--- START ---
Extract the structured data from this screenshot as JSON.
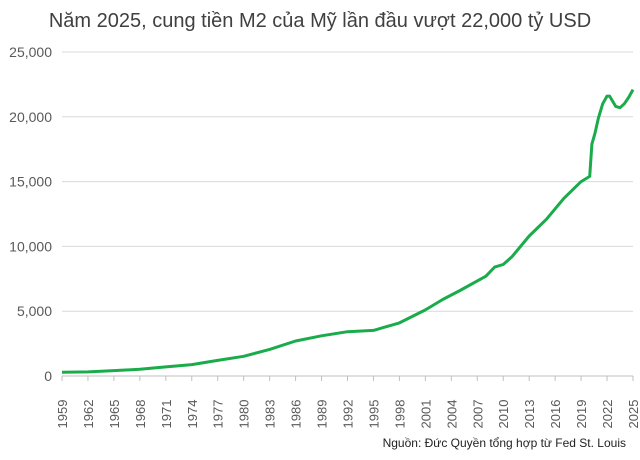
{
  "chart_data": {
    "type": "line",
    "title": "Năm 2025, cung tiền M2 của Mỹ lần đầu vượt 22,000 tỷ USD",
    "source": "Nguồn: Đức Quyền tổng hợp từ Fed St. Louis",
    "xlabel": "",
    "ylabel": "",
    "xlim": [
      1959,
      2025
    ],
    "ylim": [
      0,
      25000
    ],
    "yticks": [
      "0",
      "5,000",
      "10,000",
      "15,000",
      "20,000",
      "25,000"
    ],
    "xticks": [
      "1959",
      "1962",
      "1965",
      "1968",
      "1971",
      "1974",
      "1977",
      "1980",
      "1983",
      "1986",
      "1989",
      "1992",
      "1995",
      "1998",
      "2001",
      "2004",
      "2007",
      "2010",
      "2013",
      "2016",
      "2019",
      "2022",
      "2025"
    ],
    "grid": "horizontal",
    "color": "#1aab4b",
    "x": [
      1959,
      1962,
      1965,
      1968,
      1971,
      1974,
      1977,
      1980,
      1983,
      1986,
      1989,
      1992,
      1995,
      1998,
      2001,
      2003,
      2005,
      2008,
      2009,
      2010,
      2011,
      2013,
      2015,
      2017,
      2019,
      2020,
      2020.25,
      2020.6,
      2021,
      2021.5,
      2022,
      2022.3,
      2023,
      2023.5,
      2024,
      2024.5,
      2025
    ],
    "y": [
      290,
      320,
      420,
      520,
      700,
      880,
      1200,
      1520,
      2050,
      2700,
      3100,
      3420,
      3520,
      4100,
      5100,
      5900,
      6600,
      7700,
      8400,
      8600,
      9200,
      10800,
      12100,
      13700,
      15000,
      15400,
      17900,
      18700,
      19900,
      21000,
      21600,
      21600,
      20800,
      20700,
      21000,
      21500,
      22100
    ]
  }
}
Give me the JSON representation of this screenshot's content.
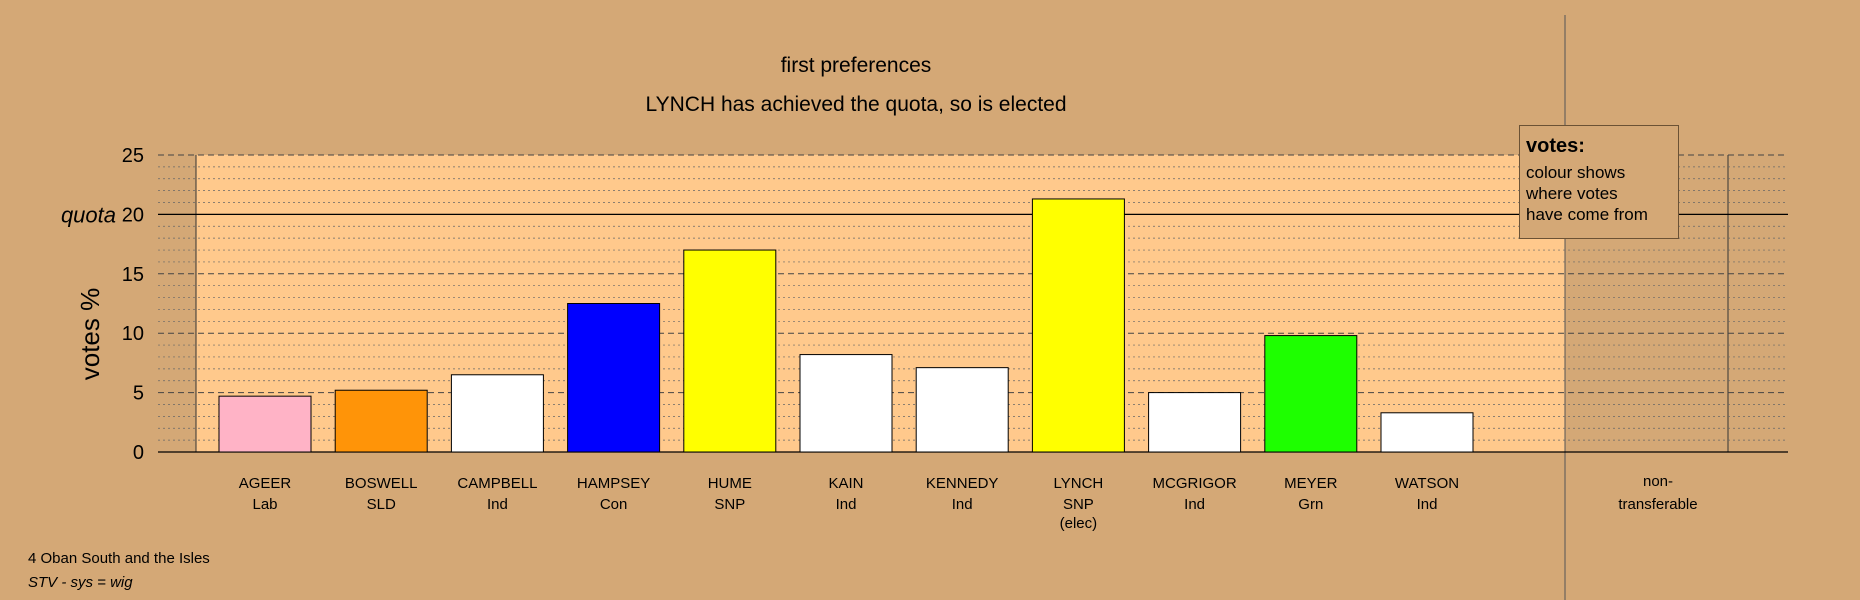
{
  "chart_data": {
    "type": "bar",
    "title": "first preferences",
    "subtitle": "LYNCH has achieved the quota, so is elected",
    "ylabel": "votes %",
    "ylim": [
      0,
      25
    ],
    "yticks": [
      0,
      5,
      10,
      15,
      20,
      25
    ],
    "quota": 20,
    "quota_label": "quota",
    "grid": true,
    "categories": [
      {
        "name": "AGEER",
        "party": "Lab",
        "note": "",
        "value": 4.7,
        "color": "#ffb3c6"
      },
      {
        "name": "BOSWELL",
        "party": "SLD",
        "note": "",
        "value": 5.2,
        "color": "#ff9408"
      },
      {
        "name": "CAMPBELL",
        "party": "Ind",
        "note": "",
        "value": 6.5,
        "color": "#ffffff"
      },
      {
        "name": "HAMPSEY",
        "party": "Con",
        "note": "",
        "value": 12.5,
        "color": "#0000ff"
      },
      {
        "name": "HUME",
        "party": "SNP",
        "note": "",
        "value": 17.0,
        "color": "#ffff00"
      },
      {
        "name": "KAIN",
        "party": "Ind",
        "note": "",
        "value": 8.2,
        "color": "#ffffff"
      },
      {
        "name": "KENNEDY",
        "party": "Ind",
        "note": "",
        "value": 7.1,
        "color": "#ffffff"
      },
      {
        "name": "LYNCH",
        "party": "SNP",
        "note": "(elec)",
        "value": 21.3,
        "color": "#ffff00"
      },
      {
        "name": "MCGRIGOR",
        "party": "Ind",
        "note": "",
        "value": 5.0,
        "color": "#ffffff"
      },
      {
        "name": "MEYER",
        "party": "Grn",
        "note": "",
        "value": 9.8,
        "color": "#1eff00"
      },
      {
        "name": "WATSON",
        "party": "Ind",
        "note": "",
        "value": 3.3,
        "color": "#ffffff"
      }
    ],
    "nontransferable": {
      "line1": "non-",
      "line2": "transferable",
      "value": 0
    },
    "legend": {
      "title": "votes:",
      "lines": [
        "colour shows",
        "where votes",
        "have come from"
      ],
      "placement": "top-right"
    }
  },
  "footer": {
    "ward": "4 Oban South and the Isles",
    "system": "STV - sys = wig"
  }
}
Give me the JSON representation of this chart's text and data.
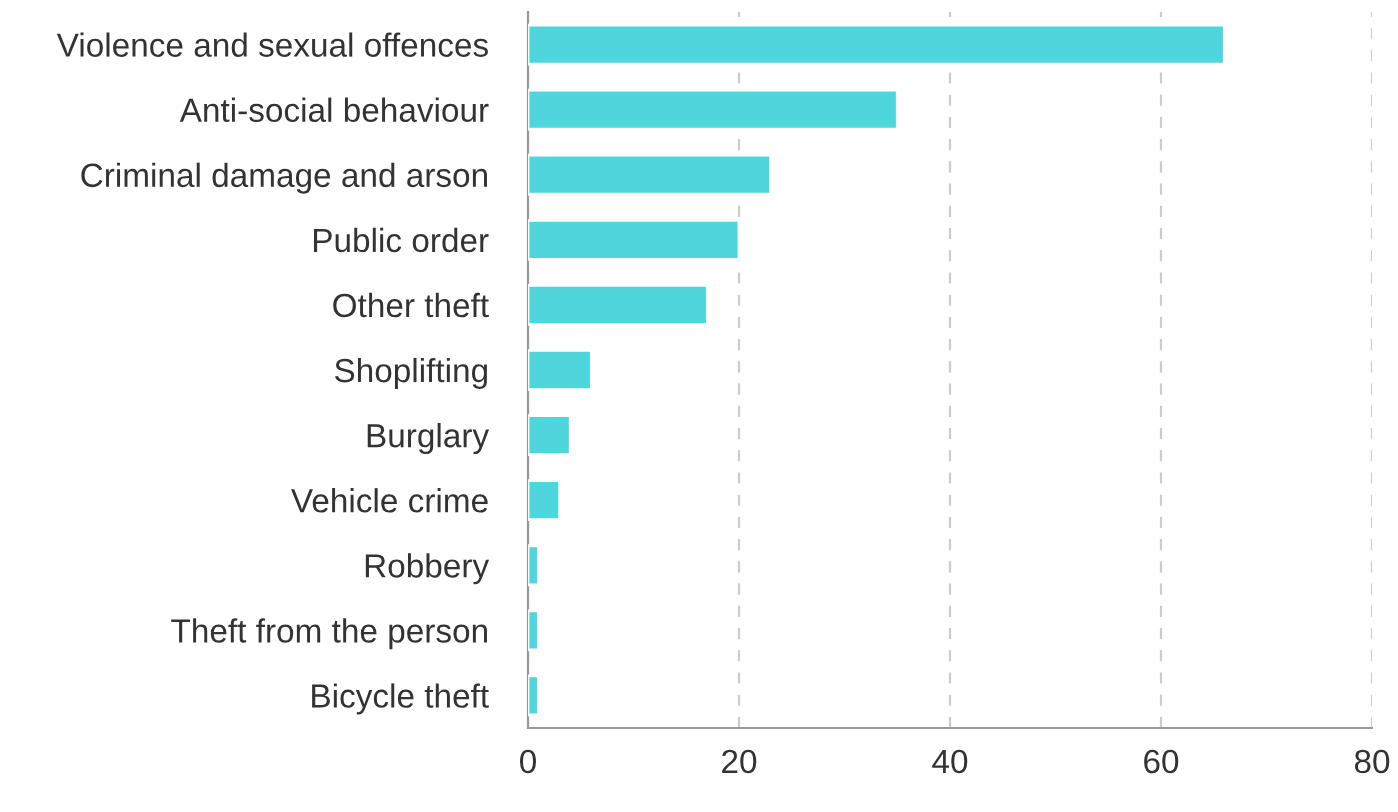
{
  "chart_data": {
    "type": "bar",
    "orientation": "horizontal",
    "categories": [
      "Violence and sexual offences",
      "Anti-social behaviour",
      "Criminal damage and arson",
      "Public order",
      "Other theft",
      "Shoplifting",
      "Burglary",
      "Vehicle crime",
      "Robbery",
      "Theft from the person",
      "Bicycle theft"
    ],
    "values": [
      66,
      35,
      23,
      20,
      17,
      6,
      4,
      3,
      1,
      1,
      1
    ],
    "color": "#4fd6dc",
    "xlim": [
      0,
      80
    ],
    "xticks": [
      0,
      20,
      40,
      60,
      80
    ],
    "grid": "x"
  }
}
--- END ---
◆ **To do**:
Extract the full listing above verbatim; pictures are to be left out of the copy.

◆ **Exercise result**:
Extract the structured data from this screenshot as JSON.
{
  "chart_data": {
    "type": "line",
    "title": "Năm 2025, cung tiền M2 của Mỹ lần đầu vượt 22,000 tỷ USD",
    "source": "Nguồn: Đức Quyền tổng hợp từ Fed St. Louis",
    "xlabel": "",
    "ylabel": "",
    "xlim": [
      1959,
      2025
    ],
    "ylim": [
      0,
      25000
    ],
    "yticks": [
      "0",
      "5,000",
      "10,000",
      "15,000",
      "20,000",
      "25,000"
    ],
    "xticks": [
      "1959",
      "1962",
      "1965",
      "1968",
      "1971",
      "1974",
      "1977",
      "1980",
      "1983",
      "1986",
      "1989",
      "1992",
      "1995",
      "1998",
      "2001",
      "2004",
      "2007",
      "2010",
      "2013",
      "2016",
      "2019",
      "2022",
      "2025"
    ],
    "grid": "horizontal",
    "color": "#1aab4b",
    "x": [
      1959,
      1962,
      1965,
      1968,
      1971,
      1974,
      1977,
      1980,
      1983,
      1986,
      1989,
      1992,
      1995,
      1998,
      2001,
      2003,
      2005,
      2008,
      2009,
      2010,
      2011,
      2013,
      2015,
      2017,
      2019,
      2020,
      2020.25,
      2020.6,
      2021,
      2021.5,
      2022,
      2022.3,
      2023,
      2023.5,
      2024,
      2024.5,
      2025
    ],
    "y": [
      290,
      320,
      420,
      520,
      700,
      880,
      1200,
      1520,
      2050,
      2700,
      3100,
      3420,
      3520,
      4100,
      5100,
      5900,
      6600,
      7700,
      8400,
      8600,
      9200,
      10800,
      12100,
      13700,
      15000,
      15400,
      17900,
      18700,
      19900,
      21000,
      21600,
      21600,
      20800,
      20700,
      21000,
      21500,
      22100
    ]
  }
}
Give me the JSON representation of this screenshot's content.
{
  "chart_data": {
    "type": "bar",
    "title": "first preferences",
    "subtitle": "LYNCH has achieved the quota, so is elected",
    "ylabel": "votes %",
    "ylim": [
      0,
      25
    ],
    "yticks": [
      0,
      5,
      10,
      15,
      20,
      25
    ],
    "quota": 20,
    "quota_label": "quota",
    "grid": true,
    "categories": [
      {
        "name": "AGEER",
        "party": "Lab",
        "note": "",
        "value": 4.7,
        "color": "#ffb3c6"
      },
      {
        "name": "BOSWELL",
        "party": "SLD",
        "note": "",
        "value": 5.2,
        "color": "#ff9408"
      },
      {
        "name": "CAMPBELL",
        "party": "Ind",
        "note": "",
        "value": 6.5,
        "color": "#ffffff"
      },
      {
        "name": "HAMPSEY",
        "party": "Con",
        "note": "",
        "value": 12.5,
        "color": "#0000ff"
      },
      {
        "name": "HUME",
        "party": "SNP",
        "note": "",
        "value": 17.0,
        "color": "#ffff00"
      },
      {
        "name": "KAIN",
        "party": "Ind",
        "note": "",
        "value": 8.2,
        "color": "#ffffff"
      },
      {
        "name": "KENNEDY",
        "party": "Ind",
        "note": "",
        "value": 7.1,
        "color": "#ffffff"
      },
      {
        "name": "LYNCH",
        "party": "SNP",
        "note": "(elec)",
        "value": 21.3,
        "color": "#ffff00"
      },
      {
        "name": "MCGRIGOR",
        "party": "Ind",
        "note": "",
        "value": 5.0,
        "color": "#ffffff"
      },
      {
        "name": "MEYER",
        "party": "Grn",
        "note": "",
        "value": 9.8,
        "color": "#1eff00"
      },
      {
        "name": "WATSON",
        "party": "Ind",
        "note": "",
        "value": 3.3,
        "color": "#ffffff"
      }
    ],
    "nontransferable": {
      "line1": "non-",
      "line2": "transferable",
      "value": 0
    },
    "legend": {
      "title": "votes:",
      "lines": [
        "colour shows",
        "where votes",
        "have come from"
      ],
      "placement": "top-right"
    }
  },
  "footer": {
    "ward": "4 Oban South and the Isles",
    "system": "STV - sys = wig"
  }
}
Give me the JSON representation of this chart's text and data.
{
  "chart_data": {
    "type": "bar",
    "orientation": "horizontal",
    "categories": [
      "Violence and sexual offences",
      "Anti-social behaviour",
      "Criminal damage and arson",
      "Public order",
      "Other theft",
      "Shoplifting",
      "Burglary",
      "Vehicle crime",
      "Robbery",
      "Theft from the person",
      "Bicycle theft"
    ],
    "values": [
      66,
      35,
      23,
      20,
      17,
      6,
      4,
      3,
      1,
      1,
      1
    ],
    "color": "#4fd6dc",
    "xlim": [
      0,
      80
    ],
    "xticks": [
      0,
      20,
      40,
      60,
      80
    ],
    "grid": "x"
  }
}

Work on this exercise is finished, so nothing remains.